• Provided information:
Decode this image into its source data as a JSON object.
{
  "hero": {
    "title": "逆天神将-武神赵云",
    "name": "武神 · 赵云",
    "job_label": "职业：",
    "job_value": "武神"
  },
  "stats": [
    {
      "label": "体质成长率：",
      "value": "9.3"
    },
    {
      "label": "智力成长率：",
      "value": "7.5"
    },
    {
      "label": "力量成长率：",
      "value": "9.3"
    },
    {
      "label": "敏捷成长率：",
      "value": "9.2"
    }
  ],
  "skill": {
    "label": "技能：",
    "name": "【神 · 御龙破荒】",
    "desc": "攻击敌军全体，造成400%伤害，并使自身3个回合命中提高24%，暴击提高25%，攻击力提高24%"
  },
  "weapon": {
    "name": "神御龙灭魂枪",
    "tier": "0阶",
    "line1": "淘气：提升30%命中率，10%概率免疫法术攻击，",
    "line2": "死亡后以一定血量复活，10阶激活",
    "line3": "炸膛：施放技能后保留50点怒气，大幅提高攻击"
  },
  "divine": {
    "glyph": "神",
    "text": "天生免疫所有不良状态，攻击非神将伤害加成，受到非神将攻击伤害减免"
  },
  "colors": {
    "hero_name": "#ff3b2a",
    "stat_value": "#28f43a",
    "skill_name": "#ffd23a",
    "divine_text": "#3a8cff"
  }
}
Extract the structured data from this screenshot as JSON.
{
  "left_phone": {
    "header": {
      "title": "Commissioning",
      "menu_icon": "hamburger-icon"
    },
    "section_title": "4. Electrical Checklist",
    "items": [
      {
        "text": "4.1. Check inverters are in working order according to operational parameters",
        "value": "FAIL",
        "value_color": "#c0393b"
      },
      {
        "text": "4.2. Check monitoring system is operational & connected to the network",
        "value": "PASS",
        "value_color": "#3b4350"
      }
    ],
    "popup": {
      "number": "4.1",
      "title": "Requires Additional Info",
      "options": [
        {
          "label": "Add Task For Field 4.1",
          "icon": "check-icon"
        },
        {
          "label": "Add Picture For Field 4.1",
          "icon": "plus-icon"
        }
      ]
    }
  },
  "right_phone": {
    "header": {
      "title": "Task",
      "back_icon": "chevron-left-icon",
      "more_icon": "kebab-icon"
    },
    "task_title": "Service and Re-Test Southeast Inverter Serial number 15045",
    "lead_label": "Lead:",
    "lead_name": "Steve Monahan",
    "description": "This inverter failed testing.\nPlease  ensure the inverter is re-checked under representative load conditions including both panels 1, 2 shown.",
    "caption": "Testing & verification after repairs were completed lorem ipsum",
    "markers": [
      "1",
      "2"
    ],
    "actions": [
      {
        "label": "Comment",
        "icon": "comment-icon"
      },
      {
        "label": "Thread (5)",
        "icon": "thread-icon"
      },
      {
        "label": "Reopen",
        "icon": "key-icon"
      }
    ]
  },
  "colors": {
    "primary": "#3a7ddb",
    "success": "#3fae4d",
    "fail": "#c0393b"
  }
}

• Task objective:
Wherever "JSON" shows up in a line, copy that line.

• Correct output:
Decode this image into its source data as a JSON object.
Extract the structured data from this screenshot as JSON.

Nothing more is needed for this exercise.